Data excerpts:
————

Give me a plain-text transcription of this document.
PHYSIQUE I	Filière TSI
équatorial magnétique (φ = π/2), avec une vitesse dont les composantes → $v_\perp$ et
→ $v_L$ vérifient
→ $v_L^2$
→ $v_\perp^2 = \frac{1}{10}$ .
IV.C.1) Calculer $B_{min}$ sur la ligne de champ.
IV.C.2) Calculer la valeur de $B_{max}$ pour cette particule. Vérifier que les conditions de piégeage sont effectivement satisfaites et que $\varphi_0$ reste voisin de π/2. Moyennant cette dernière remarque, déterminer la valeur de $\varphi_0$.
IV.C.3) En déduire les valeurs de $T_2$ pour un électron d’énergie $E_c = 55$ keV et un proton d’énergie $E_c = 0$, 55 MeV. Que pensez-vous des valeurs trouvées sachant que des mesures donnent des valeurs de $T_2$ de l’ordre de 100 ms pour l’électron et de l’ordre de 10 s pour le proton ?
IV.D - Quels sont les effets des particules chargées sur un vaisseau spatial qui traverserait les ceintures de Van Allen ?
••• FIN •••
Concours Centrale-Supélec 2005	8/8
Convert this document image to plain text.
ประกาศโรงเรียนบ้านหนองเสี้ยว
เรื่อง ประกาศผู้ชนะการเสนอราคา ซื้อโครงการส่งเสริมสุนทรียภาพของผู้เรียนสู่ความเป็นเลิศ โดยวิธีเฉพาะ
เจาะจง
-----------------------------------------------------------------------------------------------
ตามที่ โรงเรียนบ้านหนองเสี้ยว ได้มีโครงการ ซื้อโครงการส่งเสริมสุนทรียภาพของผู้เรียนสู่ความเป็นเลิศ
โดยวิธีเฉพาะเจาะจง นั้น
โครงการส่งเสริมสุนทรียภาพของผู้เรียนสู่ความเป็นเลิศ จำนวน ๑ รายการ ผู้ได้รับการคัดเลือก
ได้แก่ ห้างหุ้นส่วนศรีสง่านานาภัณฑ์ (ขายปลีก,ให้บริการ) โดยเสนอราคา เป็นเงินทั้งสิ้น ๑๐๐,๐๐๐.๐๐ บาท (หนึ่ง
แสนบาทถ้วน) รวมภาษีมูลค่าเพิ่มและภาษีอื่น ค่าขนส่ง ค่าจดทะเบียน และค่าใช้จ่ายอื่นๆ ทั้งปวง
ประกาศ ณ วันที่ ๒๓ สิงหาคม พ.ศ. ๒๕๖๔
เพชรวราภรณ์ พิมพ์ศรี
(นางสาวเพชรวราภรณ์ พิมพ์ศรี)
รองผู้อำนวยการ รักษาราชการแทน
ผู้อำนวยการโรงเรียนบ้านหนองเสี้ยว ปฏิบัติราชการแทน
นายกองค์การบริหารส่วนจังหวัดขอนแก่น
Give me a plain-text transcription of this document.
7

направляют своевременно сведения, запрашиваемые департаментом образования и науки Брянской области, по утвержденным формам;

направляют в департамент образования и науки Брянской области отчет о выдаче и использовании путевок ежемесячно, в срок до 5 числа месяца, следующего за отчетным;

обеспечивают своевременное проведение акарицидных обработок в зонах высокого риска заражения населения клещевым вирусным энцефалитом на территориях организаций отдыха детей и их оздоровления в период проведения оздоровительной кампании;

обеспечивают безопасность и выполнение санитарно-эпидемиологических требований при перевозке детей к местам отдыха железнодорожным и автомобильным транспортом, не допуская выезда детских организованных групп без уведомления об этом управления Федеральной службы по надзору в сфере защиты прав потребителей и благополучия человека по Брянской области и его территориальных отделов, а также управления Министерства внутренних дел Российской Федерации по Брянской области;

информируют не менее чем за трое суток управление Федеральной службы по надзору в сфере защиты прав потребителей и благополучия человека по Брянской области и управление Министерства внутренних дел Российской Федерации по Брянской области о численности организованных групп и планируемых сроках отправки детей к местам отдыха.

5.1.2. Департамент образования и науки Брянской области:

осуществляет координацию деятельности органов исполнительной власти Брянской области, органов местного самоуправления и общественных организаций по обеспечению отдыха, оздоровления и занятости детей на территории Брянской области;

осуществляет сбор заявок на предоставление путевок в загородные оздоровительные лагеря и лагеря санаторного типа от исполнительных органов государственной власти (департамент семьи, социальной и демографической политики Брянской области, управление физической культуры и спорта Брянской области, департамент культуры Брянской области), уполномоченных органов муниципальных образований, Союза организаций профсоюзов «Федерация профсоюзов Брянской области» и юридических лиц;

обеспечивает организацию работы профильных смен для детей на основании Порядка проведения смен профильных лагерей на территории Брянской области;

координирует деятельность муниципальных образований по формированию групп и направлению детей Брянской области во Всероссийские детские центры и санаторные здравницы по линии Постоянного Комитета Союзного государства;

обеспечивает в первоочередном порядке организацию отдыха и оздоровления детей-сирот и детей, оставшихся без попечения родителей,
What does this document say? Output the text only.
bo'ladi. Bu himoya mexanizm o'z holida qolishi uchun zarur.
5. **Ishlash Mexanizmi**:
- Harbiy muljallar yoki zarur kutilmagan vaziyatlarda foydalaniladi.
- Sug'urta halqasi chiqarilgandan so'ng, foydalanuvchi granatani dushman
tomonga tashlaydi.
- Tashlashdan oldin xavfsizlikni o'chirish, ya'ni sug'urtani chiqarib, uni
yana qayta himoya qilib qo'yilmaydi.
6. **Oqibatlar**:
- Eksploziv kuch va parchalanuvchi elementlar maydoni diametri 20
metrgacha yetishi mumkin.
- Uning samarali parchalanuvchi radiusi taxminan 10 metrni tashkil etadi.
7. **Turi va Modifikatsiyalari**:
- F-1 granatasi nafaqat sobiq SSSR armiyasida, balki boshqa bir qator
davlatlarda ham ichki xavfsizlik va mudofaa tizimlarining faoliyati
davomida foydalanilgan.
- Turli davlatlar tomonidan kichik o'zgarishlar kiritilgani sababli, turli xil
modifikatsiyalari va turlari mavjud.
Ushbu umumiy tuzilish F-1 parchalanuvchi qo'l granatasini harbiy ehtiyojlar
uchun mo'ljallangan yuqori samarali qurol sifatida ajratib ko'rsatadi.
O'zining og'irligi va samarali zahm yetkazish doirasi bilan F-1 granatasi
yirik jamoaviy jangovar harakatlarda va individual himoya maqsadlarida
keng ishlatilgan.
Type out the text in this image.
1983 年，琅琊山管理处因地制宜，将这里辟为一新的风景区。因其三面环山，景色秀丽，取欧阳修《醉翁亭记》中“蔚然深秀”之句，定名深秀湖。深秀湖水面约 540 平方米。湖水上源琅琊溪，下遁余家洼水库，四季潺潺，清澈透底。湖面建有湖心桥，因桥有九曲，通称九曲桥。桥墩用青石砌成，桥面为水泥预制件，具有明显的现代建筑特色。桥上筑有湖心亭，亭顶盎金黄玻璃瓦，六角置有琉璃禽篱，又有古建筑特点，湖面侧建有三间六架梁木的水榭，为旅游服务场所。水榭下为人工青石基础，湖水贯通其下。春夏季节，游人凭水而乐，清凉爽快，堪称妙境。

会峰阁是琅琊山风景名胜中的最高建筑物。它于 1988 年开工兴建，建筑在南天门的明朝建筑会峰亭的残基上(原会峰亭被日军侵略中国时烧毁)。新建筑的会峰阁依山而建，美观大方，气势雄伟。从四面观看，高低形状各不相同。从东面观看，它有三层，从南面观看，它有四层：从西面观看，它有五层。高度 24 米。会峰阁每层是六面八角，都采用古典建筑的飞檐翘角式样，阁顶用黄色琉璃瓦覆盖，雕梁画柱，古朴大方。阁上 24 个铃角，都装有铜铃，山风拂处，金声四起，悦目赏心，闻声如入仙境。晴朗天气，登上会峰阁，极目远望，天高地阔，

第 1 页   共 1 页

————

TO DO:
Quote the entire listing above exactly.

WRITTEN SOLUTION:
Give me a plain-text transcription of this document.
PHYSIQUE I	Filière TSI
équatorial magnétique (φ = π/2), avec une vitesse dont les composantes → $v_\perp$ et
→ $v_L$ vérifient
→ $v_L^2$
→ $v_\perp^2 = \frac{1}{10}$ .
IV.C.1) Calculer $B_{min}$ sur la ligne de champ.
IV.C.2) Calculer la valeur de $B_{max}$ pour cette particule. Vérifier que les conditions de piégeage sont effectivement satisfaites et que $\varphi_0$ reste voisin de π/2. Moyennant cette dernière remarque, déterminer la valeur de $\varphi_0$.
IV.C.3) En déduire les valeurs de $T_2$ pour un électron d’énergie $E_c = 55$ keV et un proton d’énergie $E_c = 0$, 55 MeV. Que pensez-vous des valeurs trouvées sachant que des mesures donnent des valeurs de $T_2$ de l’ordre de 100 ms pour l’électron et de l’ordre de 10 s pour le proton ?
IV.D - Quels sont les effets des particules chargées sur un vaisseau spatial qui traverserait les ceintures de Van Allen ?
••• FIN •••
Concours Centrale-Supélec 2005	8/8
Convert this document image to plain text.
ประกาศโรงเรียนบ้านหนองเสี้ยว
เรื่อง ประกาศผู้ชนะการเสนอราคา ซื้อโครงการส่งเสริมสุนทรียภาพของผู้เรียนสู่ความเป็นเลิศ โดยวิธีเฉพาะ
เจาะจง
-----------------------------------------------------------------------------------------------
ตามที่ โรงเรียนบ้านหนองเสี้ยว ได้มีโครงการ ซื้อโครงการส่งเสริมสุนทรียภาพของผู้เรียนสู่ความเป็นเลิศ
โดยวิธีเฉพาะเจาะจง นั้น
โครงการส่งเสริมสุนทรียภาพของผู้เรียนสู่ความเป็นเลิศ จำนวน ๑ รายการ ผู้ได้รับการคัดเลือก
ได้แก่ ห้างหุ้นส่วนศรีสง่านานาภัณฑ์ (ขายปลีก,ให้บริการ) โดยเสนอราคา เป็นเงินทั้งสิ้น ๑๐๐,๐๐๐.๐๐ บาท (หนึ่ง
แสนบาทถ้วน) รวมภาษีมูลค่าเพิ่มและภาษีอื่น ค่าขนส่ง ค่าจดทะเบียน และค่าใช้จ่ายอื่นๆ ทั้งปวง
ประกาศ ณ วันที่ ๒๓ สิงหาคม พ.ศ. ๒๕๖๔
เพชรวราภรณ์ พิมพ์ศรี
(นางสาวเพชรวราภรณ์ พิมพ์ศรี)
รองผู้อำนวยการ รักษาราชการแทน
ผู้อำนวยการโรงเรียนบ้านหนองเสี้ยว ปฏิบัติราชการแทน
นายกองค์การบริหารส่วนจังหวัดขอนแก่น
Give me a plain-text transcription of this document.
7

направляют своевременно сведения, запрашиваемые департаментом образования и науки Брянской области, по утвержденным формам;

направляют в департамент образования и науки Брянской области отчет о выдаче и использовании путевок ежемесячно, в срок до 5 числа месяца, следующего за отчетным;

обеспечивают своевременное проведение акарицидных обработок в зонах высокого риска заражения населения клещевым вирусным энцефалитом на территориях организаций отдыха детей и их оздоровления в период проведения оздоровительной кампании;

обеспечивают безопасность и выполнение санитарно-эпидемиологических требований при перевозке детей к местам отдыха железнодорожным и автомобильным транспортом, не допуская выезда детских организованных групп без уведомления об этом управления Федеральной службы по надзору в сфере защиты прав потребителей и благополучия человека по Брянской области и его территориальных отделов, а также управления Министерства внутренних дел Российской Федерации по Брянской области;

информируют не менее чем за трое суток управление Федеральной службы по надзору в сфере защиты прав потребителей и благополучия человека по Брянской области и управление Министерства внутренних дел Российской Федерации по Брянской области о численности организованных групп и планируемых сроках отправки детей к местам отдыха.

5.1.2. Департамент образования и науки Брянской области:

осуществляет координацию деятельности органов исполнительной власти Брянской области, органов местного самоуправления и общественных организаций по обеспечению отдыха, оздоровления и занятости детей на территории Брянской области;

осуществляет сбор заявок на предоставление путевок в загородные оздоровительные лагеря и лагеря санаторного типа от исполнительных органов государственной власти (департамент семьи, социальной и демографической политики Брянской области, управление физической культуры и спорта Брянской области, департамент культуры Брянской области), уполномоченных органов муниципальных образований, Союза организаций профсоюзов «Федерация профсоюзов Брянской области» и юридических лиц;

обеспечивает организацию работы профильных смен для детей на основании Порядка проведения смен профильных лагерей на территории Брянской области;

координирует деятельность муниципальных образований по формированию групп и направлению детей Брянской области во Всероссийские детские центры и санаторные здравницы по линии Постоянного Комитета Союзного государства;

обеспечивает в первоочередном порядке организацию отдыха и оздоровления детей-сирот и детей, оставшихся без попечения родителей,
What does this document say? Output the text only.
bo'ladi. Bu himoya mexanizm o'z holida qolishi uchun zarur.
5. **Ishlash Mexanizmi**:
- Harbiy muljallar yoki zarur kutilmagan vaziyatlarda foydalaniladi.
- Sug'urta halqasi chiqarilgandan so'ng, foydalanuvchi granatani dushman
tomonga tashlaydi.
- Tashlashdan oldin xavfsizlikni o'chirish, ya'ni sug'urtani chiqarib, uni
yana qayta himoya qilib qo'yilmaydi.
6. **Oqibatlar**:
- Eksploziv kuch va parchalanuvchi elementlar maydoni diametri 20
metrgacha yetishi mumkin.
- Uning samarali parchalanuvchi radiusi taxminan 10 metrni tashkil etadi.
7. **Turi va Modifikatsiyalari**:
- F-1 granatasi nafaqat sobiq SSSR armiyasida, balki boshqa bir qator
davlatlarda ham ichki xavfsizlik va mudofaa tizimlarining faoliyati
davomida foydalanilgan.
- Turli davlatlar tomonidan kichik o'zgarishlar kiritilgani sababli, turli xil
modifikatsiyalari va turlari mavjud.
Ushbu umumiy tuzilish F-1 parchalanuvchi qo'l granatasini harbiy ehtiyojlar
uchun mo'ljallangan yuqori samarali qurol sifatida ajratib ko'rsatadi.
O'zining og'irligi va samarali zahm yetkazish doirasi bilan F-1 granatasi
yirik jamoaviy jangovar harakatlarda va individual himoya maqsadlarida
keng ishlatilgan.
Type out the text in this image.
1983 年，琅琊山管理处因地制宜，将这里辟为一新的风景区。因其三面环山，景色秀丽，取欧阳修《醉翁亭记》中“蔚然深秀”之句，定名深秀湖。深秀湖水面约 540 平方米。湖水上源琅琊溪，下遁余家洼水库，四季潺潺，清澈透底。湖面建有湖心桥，因桥有九曲，通称九曲桥。桥墩用青石砌成，桥面为水泥预制件，具有明显的现代建筑特色。桥上筑有湖心亭，亭顶盎金黄玻璃瓦，六角置有琉璃禽篱，又有古建筑特点，湖面侧建有三间六架梁木的水榭，为旅游服务场所。水榭下为人工青石基础，湖水贯通其下。春夏季节，游人凭水而乐，清凉爽快，堪称妙境。

会峰阁是琅琊山风景名胜中的最高建筑物。它于 1988 年开工兴建，建筑在南天门的明朝建筑会峰亭的残基上(原会峰亭被日军侵略中国时烧毁)。新建筑的会峰阁依山而建，美观大方，气势雄伟。从四面观看，高低形状各不相同。从东面观看，它有三层，从南面观看，它有四层：从西面观看，它有五层。高度 24 米。会峰阁每层是六面八角，都采用古典建筑的飞檐翘角式样，阁顶用黄色琉璃瓦覆盖，雕梁画柱，古朴大方。阁上 24 个铃角，都装有铜铃，山风拂处，金声四起，悦目赏心，闻声如入仙境。晴朗天气，登上会峰阁，极目远望，天高地阔，

第 1 页   共 1 页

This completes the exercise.